▸ What you should do
Out of the lines below, please list those that hold the string "records".

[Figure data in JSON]

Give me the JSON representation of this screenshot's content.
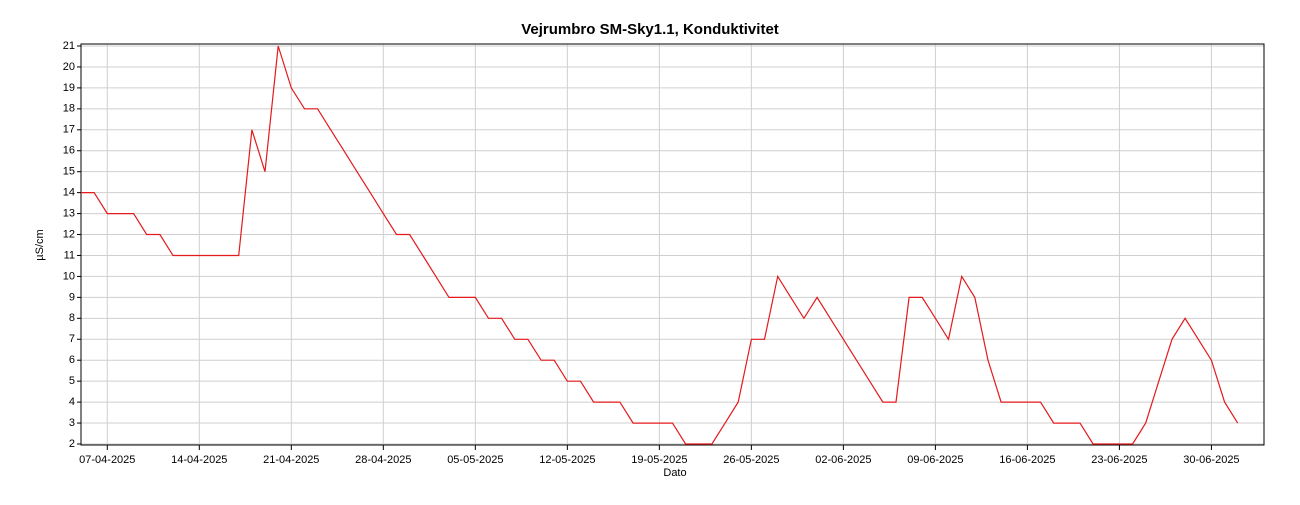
{
  "chart_data": {
    "type": "line",
    "title": "Vejrumbro SM-Sky1.1, Konduktivitet",
    "x_label": "Dato",
    "y_label": "µS/cm",
    "xlim": [
      "05-04-2025",
      "04-07-2025"
    ],
    "xticks": [
      "07-04-2025",
      "14-04-2025",
      "21-04-2025",
      "28-04-2025",
      "05-05-2025",
      "12-05-2025",
      "19-05-2025",
      "26-05-2025",
      "02-06-2025",
      "09-06-2025",
      "16-06-2025",
      "23-06-2025",
      "30-06-2025"
    ],
    "ylim": [
      2,
      21
    ],
    "yticks": [
      2,
      3,
      4,
      5,
      6,
      7,
      8,
      9,
      10,
      11,
      12,
      13,
      14,
      15,
      16,
      17,
      18,
      19,
      20,
      21
    ],
    "grid": true,
    "x": [
      "05-04-2025",
      "06-04-2025",
      "07-04-2025",
      "08-04-2025",
      "09-04-2025",
      "10-04-2025",
      "11-04-2025",
      "12-04-2025",
      "13-04-2025",
      "14-04-2025",
      "15-04-2025",
      "16-04-2025",
      "17-04-2025",
      "18-04-2025",
      "19-04-2025",
      "20-04-2025",
      "21-04-2025",
      "22-04-2025",
      "23-04-2025",
      "24-04-2025",
      "25-04-2025",
      "26-04-2025",
      "27-04-2025",
      "28-04-2025",
      "29-04-2025",
      "30-04-2025",
      "01-05-2025",
      "02-05-2025",
      "03-05-2025",
      "04-05-2025",
      "05-05-2025",
      "06-05-2025",
      "07-05-2025",
      "08-05-2025",
      "09-05-2025",
      "10-05-2025",
      "11-05-2025",
      "12-05-2025",
      "13-05-2025",
      "14-05-2025",
      "15-05-2025",
      "16-05-2025",
      "17-05-2025",
      "18-05-2025",
      "19-05-2025",
      "20-05-2025",
      "21-05-2025",
      "22-05-2025",
      "23-05-2025",
      "24-05-2025",
      "25-05-2025",
      "26-05-2025",
      "27-05-2025",
      "28-05-2025",
      "29-05-2025",
      "30-05-2025",
      "31-05-2025",
      "01-06-2025",
      "02-06-2025",
      "03-06-2025",
      "04-06-2025",
      "05-06-2025",
      "06-06-2025",
      "07-06-2025",
      "08-06-2025",
      "09-06-2025",
      "10-06-2025",
      "11-06-2025",
      "12-06-2025",
      "13-06-2025",
      "14-06-2025",
      "15-06-2025",
      "16-06-2025",
      "17-06-2025",
      "18-06-2025",
      "19-06-2025",
      "20-06-2025",
      "21-06-2025",
      "22-06-2025",
      "23-06-2025",
      "24-06-2025",
      "25-06-2025",
      "26-06-2025",
      "27-06-2025",
      "28-06-2025",
      "29-06-2025",
      "30-06-2025",
      "01-07-2025",
      "02-07-2025"
    ],
    "series": [
      {
        "name": "Konduktivitet",
        "color": "#e41a1c",
        "values": [
          14,
          14,
          13,
          13,
          13,
          12,
          12,
          11,
          11,
          11,
          11,
          11,
          11,
          17,
          15,
          21,
          19,
          18,
          18,
          17,
          16,
          15,
          14,
          13,
          12,
          12,
          11,
          10,
          9,
          9,
          9,
          8,
          8,
          7,
          7,
          6,
          6,
          5,
          5,
          4,
          4,
          4,
          3,
          3,
          3,
          3,
          2,
          2,
          2,
          3,
          4,
          7,
          7,
          10,
          9,
          8,
          9,
          8,
          7,
          6,
          5,
          4,
          4,
          9,
          9,
          8,
          7,
          10,
          9,
          6,
          4,
          4,
          4,
          4,
          3,
          3,
          3,
          2,
          2,
          2,
          2,
          3,
          5,
          7,
          8,
          7,
          6,
          4,
          3
        ]
      }
    ]
  }
}
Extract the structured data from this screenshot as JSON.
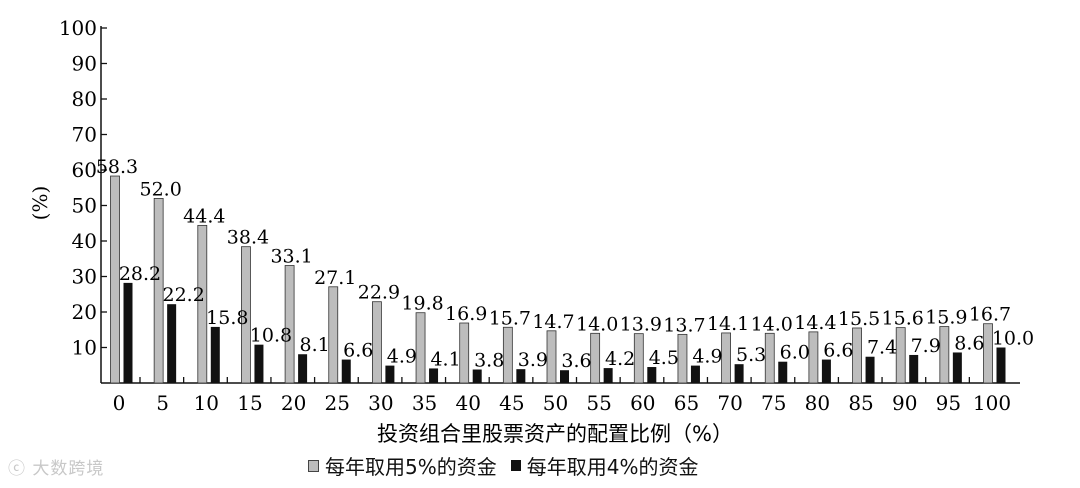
{
  "chart_data": {
    "type": "bar",
    "title": "",
    "xlabel": "投资组合里股票资产的配置比例（%）",
    "ylabel": "(%)",
    "ylim": [
      0,
      100
    ],
    "yticks": [
      10,
      20,
      30,
      40,
      50,
      60,
      70,
      80,
      90,
      100
    ],
    "categories": [
      "0",
      "5",
      "10",
      "15",
      "20",
      "25",
      "30",
      "35",
      "40",
      "45",
      "50",
      "55",
      "60",
      "65",
      "70",
      "75",
      "80",
      "85",
      "90",
      "95",
      "100"
    ],
    "series": [
      {
        "name": "每年取用5%的资金",
        "color": "#bdbdbd",
        "values": [
          58.3,
          52.0,
          44.4,
          38.4,
          33.1,
          27.1,
          22.9,
          19.8,
          16.9,
          15.7,
          14.7,
          14.0,
          13.9,
          13.7,
          14.1,
          14.0,
          14.4,
          15.5,
          15.6,
          15.9,
          16.7
        ]
      },
      {
        "name": "每年取用4%的资金",
        "color": "#111111",
        "values": [
          28.2,
          22.2,
          15.8,
          10.8,
          8.1,
          6.6,
          4.9,
          4.1,
          3.8,
          3.9,
          3.6,
          4.2,
          4.5,
          4.9,
          5.3,
          6.0,
          6.6,
          7.4,
          7.9,
          8.6,
          10.0
        ]
      }
    ],
    "value_labels": [
      [
        "58.3",
        "52.0",
        "44.4",
        "38.4",
        "33.1",
        "27.1",
        "22.9",
        "19.8",
        "16.9",
        "15.7",
        "14.7",
        "14.0",
        "13.9",
        "13.7",
        "14.1",
        "14.0",
        "14.4",
        "15.5",
        "15.6",
        "15.9",
        "16.7"
      ],
      [
        "28.2",
        "22.2",
        "15.8",
        "10.8",
        "8.1",
        "6.6",
        "4.9",
        "4.1",
        "3.8",
        "3.9",
        "3.6",
        "4.2",
        "4.5",
        "4.9",
        "5.3",
        "6.0",
        "6.6",
        "7.4",
        "7.9",
        "8.6",
        "10.0"
      ]
    ],
    "grid": false,
    "legend_position": "bottom"
  },
  "watermark": "大数跨境"
}
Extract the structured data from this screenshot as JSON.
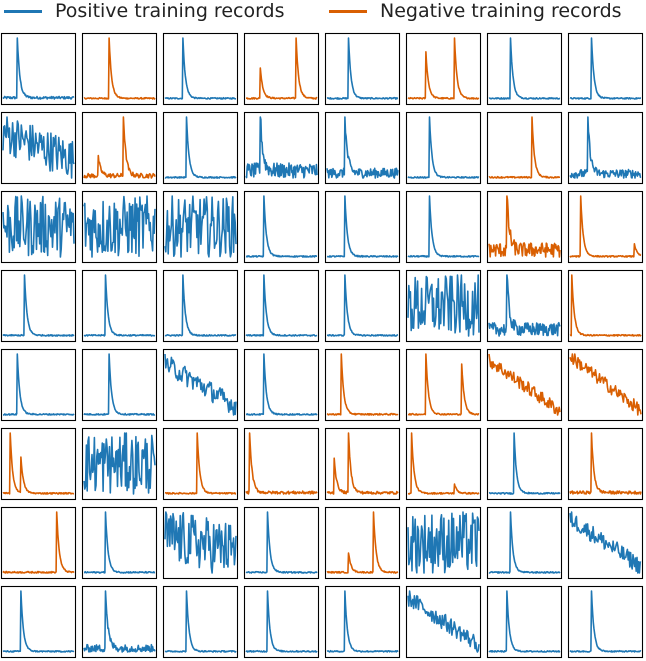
{
  "legend": {
    "positive": "Positive training records",
    "negative": "Negative training records"
  },
  "colors": {
    "positive": "#1f77b4",
    "negative": "#d95f02"
  },
  "chart_data": {
    "type": "line",
    "title": "",
    "layout_rows": 8,
    "layout_cols": 8,
    "series_names": [
      "Positive training records",
      "Negative training records"
    ],
    "legend_placement": "top",
    "grid": false,
    "panels": [
      {
        "c": "pos",
        "k": "spike",
        "p": [
          0.2
        ],
        "n": 0.02
      },
      {
        "c": "neg",
        "k": "spike",
        "p": [
          0.35
        ],
        "n": 0.01
      },
      {
        "c": "pos",
        "k": "spike",
        "p": [
          0.25
        ],
        "n": 0.01
      },
      {
        "c": "neg",
        "k": "spike",
        "p": [
          0.2,
          0.7
        ],
        "a": [
          0.45,
          1.0
        ],
        "n": 0.01
      },
      {
        "c": "pos",
        "k": "spike",
        "p": [
          0.3
        ],
        "n": 0.01
      },
      {
        "c": "neg",
        "k": "spike",
        "p": [
          0.25,
          0.65
        ],
        "a": [
          0.7,
          1.0
        ],
        "n": 0.01
      },
      {
        "c": "pos",
        "k": "spike",
        "p": [
          0.3
        ],
        "n": 0.01
      },
      {
        "c": "pos",
        "k": "spike",
        "p": [
          0.3
        ],
        "n": 0.01
      },
      {
        "c": "pos",
        "k": "noise",
        "m": 0.65,
        "s": -0.3,
        "n": 0.45
      },
      {
        "c": "neg",
        "k": "spike",
        "p": [
          0.2,
          0.55
        ],
        "a": [
          0.25,
          0.9
        ],
        "n": 0.03
      },
      {
        "c": "pos",
        "k": "spike",
        "p": [
          0.3
        ],
        "n": 0.01
      },
      {
        "c": "pos",
        "k": "spike",
        "p": [
          0.2
        ],
        "a": [
          0.95
        ],
        "n": 0.12
      },
      {
        "c": "pos",
        "k": "spike",
        "p": [
          0.25
        ],
        "a": [
          0.85
        ],
        "n": 0.07
      },
      {
        "c": "pos",
        "k": "spike",
        "p": [
          0.3
        ],
        "n": 0.01
      },
      {
        "c": "neg",
        "k": "spike",
        "p": [
          0.6
        ],
        "n": 0.01
      },
      {
        "c": "pos",
        "k": "spike",
        "p": [
          0.25
        ],
        "a": [
          0.95
        ],
        "n": 0.07
      },
      {
        "c": "pos",
        "k": "noise",
        "m": 0.55,
        "s": 0,
        "n": 0.6
      },
      {
        "c": "pos",
        "k": "noise",
        "m": 0.5,
        "s": 0,
        "n": 0.65
      },
      {
        "c": "pos",
        "k": "noise",
        "m": 0.5,
        "s": 0,
        "n": 0.55
      },
      {
        "c": "pos",
        "k": "spike",
        "p": [
          0.25
        ],
        "n": 0.01
      },
      {
        "c": "pos",
        "k": "spike",
        "p": [
          0.25
        ],
        "n": 0.01
      },
      {
        "c": "pos",
        "k": "spike",
        "p": [
          0.3
        ],
        "n": 0.01
      },
      {
        "c": "neg",
        "k": "spike",
        "p": [
          0.25
        ],
        "a": [
          0.95
        ],
        "n": 0.12
      },
      {
        "c": "neg",
        "k": "spike",
        "p": [
          0.15,
          0.9
        ],
        "a": [
          1.0,
          0.25
        ],
        "n": 0.01
      },
      {
        "c": "pos",
        "k": "spike",
        "p": [
          0.3
        ],
        "n": 0.01
      },
      {
        "c": "pos",
        "k": "spike",
        "p": [
          0.3
        ],
        "n": 0.01
      },
      {
        "c": "pos",
        "k": "spike",
        "p": [
          0.25
        ],
        "n": 0.01
      },
      {
        "c": "pos",
        "k": "spike",
        "p": [
          0.25
        ],
        "n": 0.01
      },
      {
        "c": "pos",
        "k": "spike",
        "p": [
          0.25
        ],
        "n": 0.01
      },
      {
        "c": "pos",
        "k": "noise",
        "m": 0.5,
        "s": 0,
        "n": 0.45
      },
      {
        "c": "pos",
        "k": "spike",
        "p": [
          0.25
        ],
        "a": [
          0.85
        ],
        "n": 0.1
      },
      {
        "c": "neg",
        "k": "spike",
        "p": [
          0.02
        ],
        "n": 0.01
      },
      {
        "c": "pos",
        "k": "spike",
        "p": [
          0.2
        ],
        "n": 0.01
      },
      {
        "c": "pos",
        "k": "spike",
        "p": [
          0.35
        ],
        "n": 0.01
      },
      {
        "c": "pos",
        "k": "noise",
        "m": 0.55,
        "s": -0.75,
        "n": 0.35
      },
      {
        "c": "pos",
        "k": "spike",
        "p": [
          0.25
        ],
        "n": 0.01
      },
      {
        "c": "neg",
        "k": "spike",
        "p": [
          0.2
        ],
        "a": [
          0.9
        ],
        "n": 0.01
      },
      {
        "c": "neg",
        "k": "spike",
        "p": [
          0.25,
          0.75
        ],
        "a": [
          0.9,
          0.85
        ],
        "n": 0.01
      },
      {
        "c": "neg",
        "k": "noise",
        "m": 0.6,
        "s": -0.7,
        "n": 0.18
      },
      {
        "c": "neg",
        "k": "noise",
        "m": 0.55,
        "s": -0.75,
        "n": 0.18
      },
      {
        "c": "neg",
        "k": "spike",
        "p": [
          0.1,
          0.25
        ],
        "a": [
          0.9,
          0.55
        ],
        "n": 0.01
      },
      {
        "c": "pos",
        "k": "noise",
        "m": 0.55,
        "s": 0,
        "n": 0.7
      },
      {
        "c": "neg",
        "k": "spike",
        "p": [
          0.45
        ],
        "n": 0.01
      },
      {
        "c": "neg",
        "k": "spike",
        "p": [
          0.05
        ],
        "a": [
          0.85
        ],
        "n": 0.02
      },
      {
        "c": "neg",
        "k": "spike",
        "p": [
          0.1,
          0.3
        ],
        "a": [
          0.55,
          1.0
        ],
        "n": 0.02
      },
      {
        "c": "neg",
        "k": "spike",
        "p": [
          0.05,
          0.65
        ],
        "a": [
          0.85,
          0.15
        ],
        "n": 0.01
      },
      {
        "c": "pos",
        "k": "spike",
        "p": [
          0.35
        ],
        "n": 0.01
      },
      {
        "c": "neg",
        "k": "spike",
        "p": [
          0.3
        ],
        "a": [
          0.85
        ],
        "n": 0.02
      },
      {
        "c": "neg",
        "k": "spike",
        "p": [
          0.75
        ],
        "n": 0.01
      },
      {
        "c": "pos",
        "k": "spike",
        "p": [
          0.3
        ],
        "n": 0.01
      },
      {
        "c": "pos",
        "k": "noise",
        "m": 0.5,
        "s": -0.1,
        "n": 0.4
      },
      {
        "c": "pos",
        "k": "spike",
        "p": [
          0.3
        ],
        "n": 0.01
      },
      {
        "c": "neg",
        "k": "spike",
        "p": [
          0.3,
          0.65
        ],
        "a": [
          0.3,
          1.0
        ],
        "n": 0.01
      },
      {
        "c": "pos",
        "k": "noise",
        "m": 0.45,
        "s": 0,
        "n": 0.45
      },
      {
        "c": "pos",
        "k": "spike",
        "p": [
          0.3
        ],
        "n": 0.01
      },
      {
        "c": "pos",
        "k": "noise",
        "m": 0.55,
        "s": -0.7,
        "n": 0.25
      },
      {
        "c": "pos",
        "k": "spike",
        "p": [
          0.25
        ],
        "n": 0.01
      },
      {
        "c": "pos",
        "k": "spike",
        "p": [
          0.3
        ],
        "a": [
          0.85
        ],
        "n": 0.05
      },
      {
        "c": "pos",
        "k": "spike",
        "p": [
          0.3
        ],
        "n": 0.01
      },
      {
        "c": "pos",
        "k": "spike",
        "p": [
          0.3
        ],
        "n": 0.01
      },
      {
        "c": "pos",
        "k": "spike",
        "p": [
          0.25
        ],
        "n": 0.01
      },
      {
        "c": "pos",
        "k": "noise",
        "m": 0.6,
        "s": -0.7,
        "n": 0.25
      },
      {
        "c": "pos",
        "k": "spike",
        "p": [
          0.25
        ],
        "n": 0.01
      },
      {
        "c": "pos",
        "k": "spike",
        "p": [
          0.3
        ],
        "n": 0.01
      }
    ]
  }
}
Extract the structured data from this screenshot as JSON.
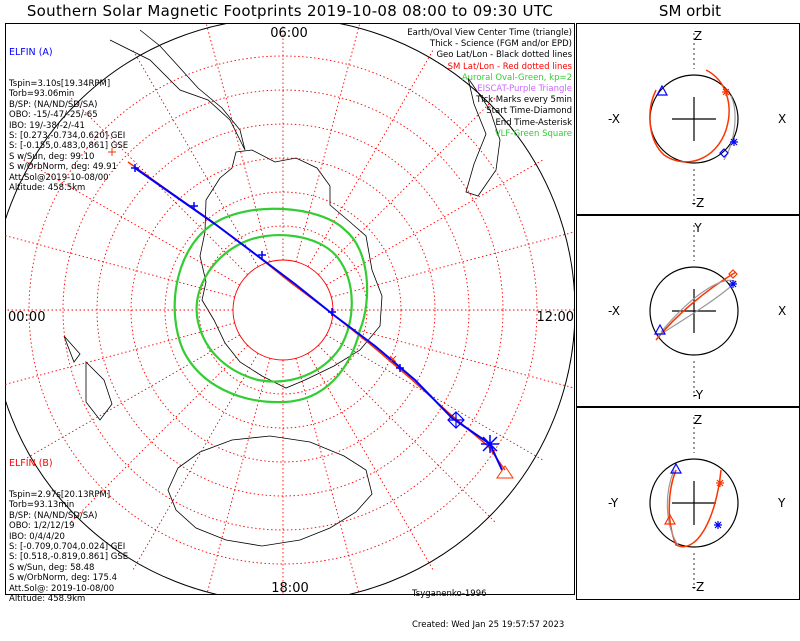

▸ The answer
    "positive": "Positive training records",
    "negative": "Negative training records"
      "Positive training records",
      "Negative training records"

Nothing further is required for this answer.